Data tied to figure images

-- begin --

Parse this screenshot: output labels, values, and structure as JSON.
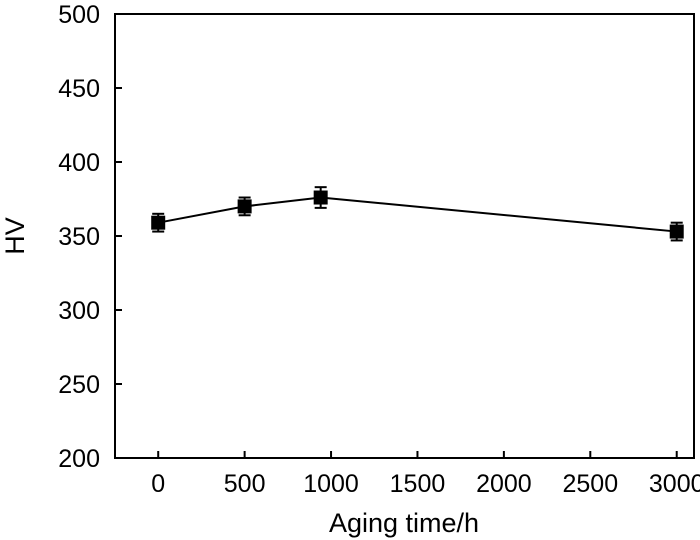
{
  "chart_data": {
    "type": "line",
    "title": "",
    "xlabel": "Aging time/h",
    "ylabel": "HV",
    "xlim": [
      -250,
      3100
    ],
    "ylim": [
      200,
      500
    ],
    "xticks": [
      0,
      500,
      1000,
      1500,
      2000,
      2500,
      3000
    ],
    "yticks": [
      200,
      250,
      300,
      350,
      400,
      450,
      500
    ],
    "xtick_labels": [
      "0",
      "500",
      "1000",
      "1500",
      "2000",
      "2500",
      "3000"
    ],
    "ytick_labels": [
      "200",
      "250",
      "300",
      "350",
      "400",
      "450",
      "500"
    ],
    "grid": false,
    "legend": "none",
    "marker": "square",
    "line_color": "#000000",
    "marker_color": "#000000",
    "series": [
      {
        "x": [
          0,
          500,
          940,
          3000
        ],
        "y": [
          359,
          370,
          376,
          353
        ],
        "error": [
          6,
          6,
          7,
          6
        ]
      }
    ]
  }
}
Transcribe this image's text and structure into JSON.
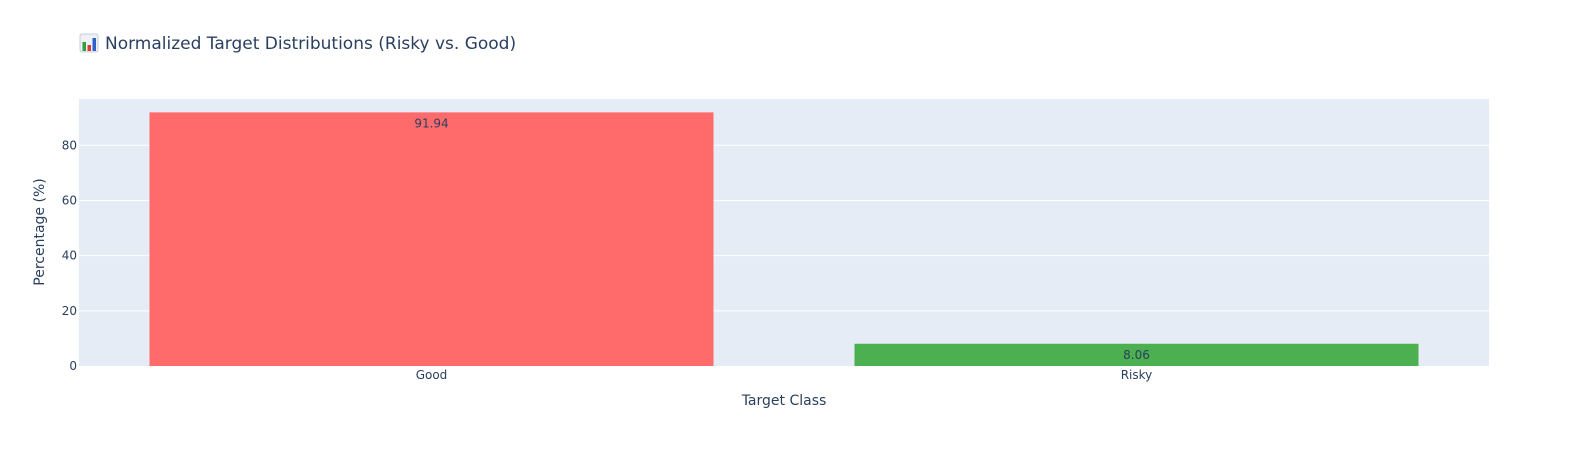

-- end --

# What is asked:
Using the records above, copy every line that has the word "structure" in it.

# The result:
Parse this screenshot: output labels, values, and structure as JSON.
Transcribe this image's text and structure into JSON.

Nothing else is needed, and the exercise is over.